┌──

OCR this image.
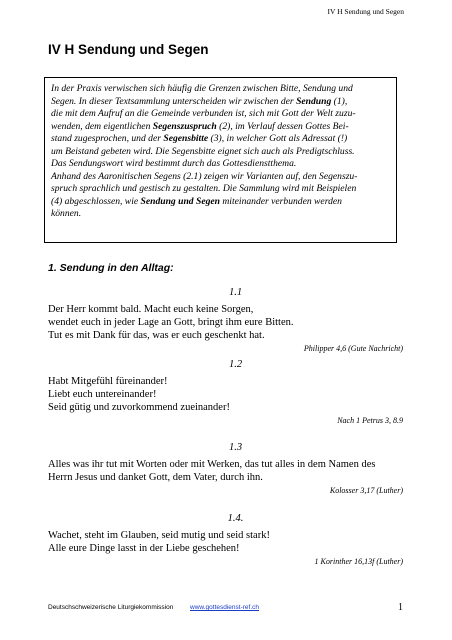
IV H Sendung und Segen
IV H Sendung und Segen
In der Praxis verwischen sich häufig die Grenzen zwischen Bitte, Sendung und
Segen. In dieser Textsammlung unterscheiden wir zwischen der Sendung (1),
die mit dem Aufruf an die Gemeinde verbunden ist, sich mit Gott der Welt zuzu-
wenden, dem eigentlichen Segenszuspruch (2), im Verlauf dessen Gottes Bei-
stand zugesprochen, und der Segensbitte (3), in welcher Gott als Adressat (!)
um Beistand gebeten wird. Die Segensbitte eignet sich auch als Predigtschluss.
Das Sendungswort wird bestimmt durch das Gottesdienstthema.
Anhand des Aaronitischen Segens (2.1) zeigen wir Varianten auf, den Segenszu-
spruch sprachlich und gestisch zu gestalten. Die Sammlung wird mit Beispielen
(4) abgeschlossen, wie Sendung und Segen miteinander verbunden werden
können.
1. Sendung in den Alltag:
1.1
Der Herr kommt bald. Macht euch keine Sorgen,
wendet euch in jeder Lage an Gott, bringt ihm eure Bitten.
Tut es mit Dank für das, was er euch geschenkt hat.
Philipper 4,6 (Gute Nachricht)
1.2
Habt Mitgefühl füreinander!
Liebt euch untereinander!
Seid gütig und zuvorkommend zueinander!
Nach 1 Petrus 3, 8.9
1.3
Alles was ihr tut mit Worten oder mit Werken, das tut alles in dem Namen des
Herrn Jesus und danket Gott, dem Vater, durch ihn.
Kolosser 3,17 (Luther)
1.4.
Wachet, steht im Glauben, seid mutig und seid stark!
Alle eure Dinge lasst in der Liebe geschehen!
1 Korinther 16,13f (Luther)
Deutschschweizerische Liturgiekommission	www.gottesdienst-ref.ch	1
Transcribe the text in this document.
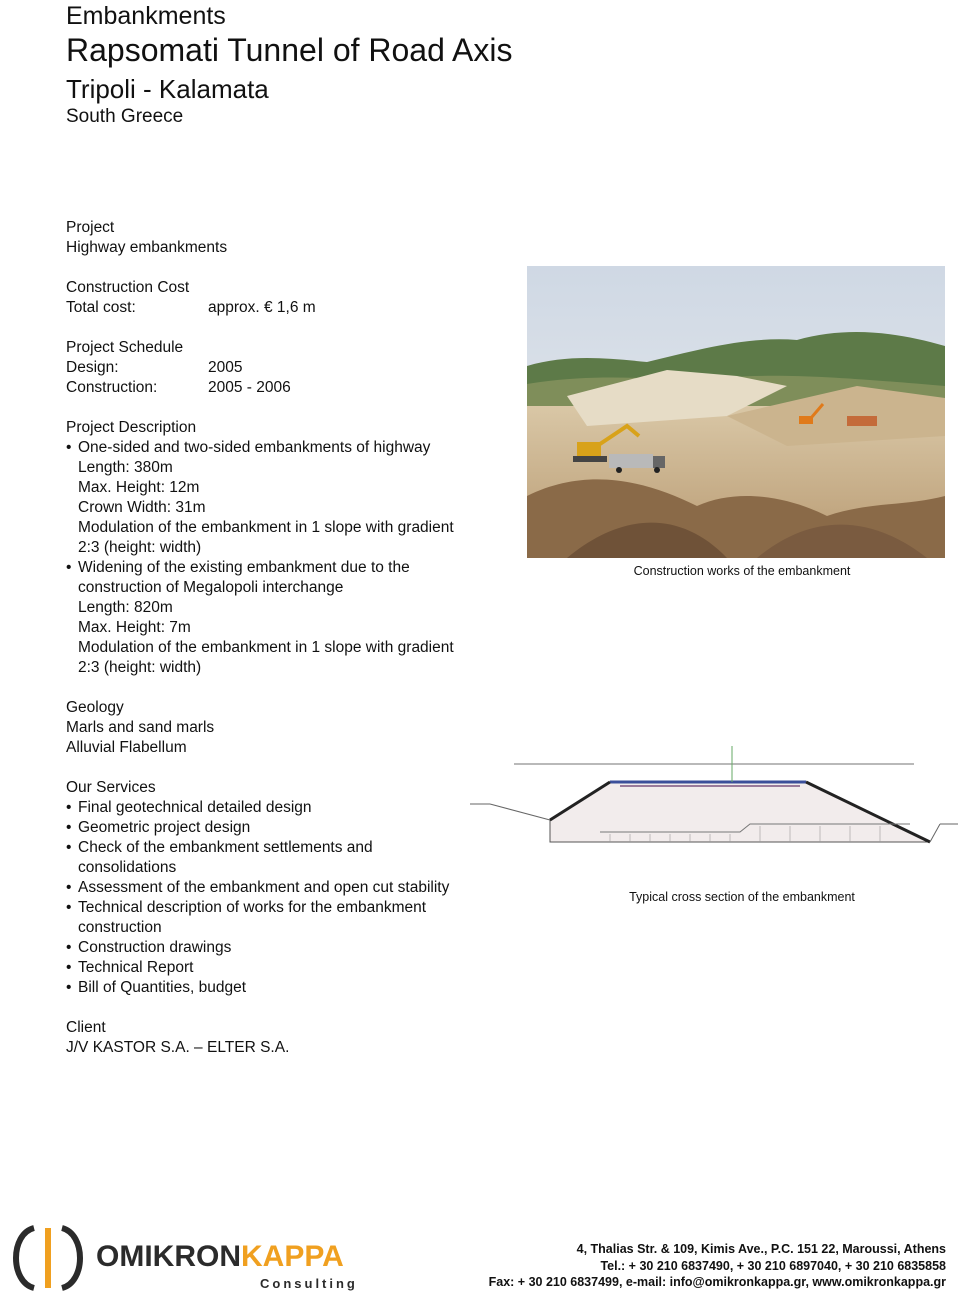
Embankments
Rapsomati Tunnel of Road Axis
Tripoli - Kalamata
South Greece
Project
Highway embankments
Construction Cost
Total cost:	approx. € 1,6 m
Project Schedule
Design:	2005
Construction:	2005 - 2006
Project Description
• One-sided and two-sided embankments of highway
Length: 380m
Max. Height: 12m
Crown Width: 31m
Modulation of the embankment in 1 slope with gradient
2:3 (height: width)
• Widening of the existing embankment due to the
construction of Megalopoli interchange
Length: 820m
Max. Height: 7m
Modulation of the embankment in 1 slope with gradient
2:3 (height: width)
Geology
Marls and sand marls
Alluvial Flabellum
Our Services
• Final geotechnical detailed design
• Geometric project design
• Check of the embankment settlements and
consolidations
• Assessment of the embankment and open cut stability
• Technical description of works for the embankment
construction
• Construction drawings
• Technical Report
• Bill of Quantities, budget
Client
J/V KASTOR S.A. – ELTER S.A.
Construction works of the embankment
Typical cross section of the embankment
OMIKRON KAPPA
Consulting
4, Thalias Str. & 109, Kimis Ave., P.C. 151 22, Maroussi, Athens
Tel.: + 30 210 6837490, + 30 210 6897040, + 30 210 6835858
Fax: + 30 210 6837499, e-mail: info@omikronkappa.gr, www.omikronkappa.gr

└──

WORK TO BE COMPLETED: What comes back should match the records exactly, minus any pictures.

SOLUTION TO THIS TASK:
OCR this image.
IV H Sendung und Segen
IV H Sendung und Segen
In der Praxis verwischen sich häufig die Grenzen zwischen Bitte, Sendung und
Segen. In dieser Textsammlung unterscheiden wir zwischen der Sendung (1),
die mit dem Aufruf an die Gemeinde verbunden ist, sich mit Gott der Welt zuzu-
wenden, dem eigentlichen Segenszuspruch (2), im Verlauf dessen Gottes Bei-
stand zugesprochen, und der Segensbitte (3), in welcher Gott als Adressat (!)
um Beistand gebeten wird. Die Segensbitte eignet sich auch als Predigtschluss.
Das Sendungswort wird bestimmt durch das Gottesdienstthema.
Anhand des Aaronitischen Segens (2.1) zeigen wir Varianten auf, den Segenszu-
spruch sprachlich und gestisch zu gestalten. Die Sammlung wird mit Beispielen
(4) abgeschlossen, wie Sendung und Segen miteinander verbunden werden
können.
1. Sendung in den Alltag:
1.1
Der Herr kommt bald. Macht euch keine Sorgen,
wendet euch in jeder Lage an Gott, bringt ihm eure Bitten.
Tut es mit Dank für das, was er euch geschenkt hat.
Philipper 4,6 (Gute Nachricht)
1.2
Habt Mitgefühl füreinander!
Liebt euch untereinander!
Seid gütig und zuvorkommend zueinander!
Nach 1 Petrus 3, 8.9
1.3
Alles was ihr tut mit Worten oder mit Werken, das tut alles in dem Namen des
Herrn Jesus und danket Gott, dem Vater, durch ihn.
Kolosser 3,17 (Luther)
1.4.
Wachet, steht im Glauben, seid mutig und seid stark!
Alle eure Dinge lasst in der Liebe geschehen!
1 Korinther 16,13f (Luther)
Deutschschweizerische Liturgiekommission	www.gottesdienst-ref.ch	1
Transcribe the text in this document.
Embankments
Rapsomati Tunnel of Road Axis
Tripoli - Kalamata
South Greece
Project
Highway embankments
Construction Cost
Total cost:	approx. € 1,6 m
Project Schedule
Design:	2005
Construction:	2005 - 2006
Project Description
• One-sided and two-sided embankments of highway
Length: 380m
Max. Height: 12m
Crown Width: 31m
Modulation of the embankment in 1 slope with gradient
2:3 (height: width)
• Widening of the existing embankment due to the
construction of Megalopoli interchange
Length: 820m
Max. Height: 7m
Modulation of the embankment in 1 slope with gradient
2:3 (height: width)
Geology
Marls and sand marls
Alluvial Flabellum
Our Services
• Final geotechnical detailed design
• Geometric project design
• Check of the embankment settlements and
consolidations
• Assessment of the embankment and open cut stability
• Technical description of works for the embankment
construction
• Construction drawings
• Technical Report
• Bill of Quantities, budget
Client
J/V KASTOR S.A. – ELTER S.A.
Construction works of the embankment
Typical cross section of the embankment
OMIKRON KAPPA
Consulting
4, Thalias Str. & 109, Kimis Ave., P.C. 151 22, Maroussi, Athens
Tel.: + 30 210 6837490, + 30 210 6897040, + 30 210 6835858
Fax: + 30 210 6837499, e-mail: info@omikronkappa.gr, www.omikronkappa.gr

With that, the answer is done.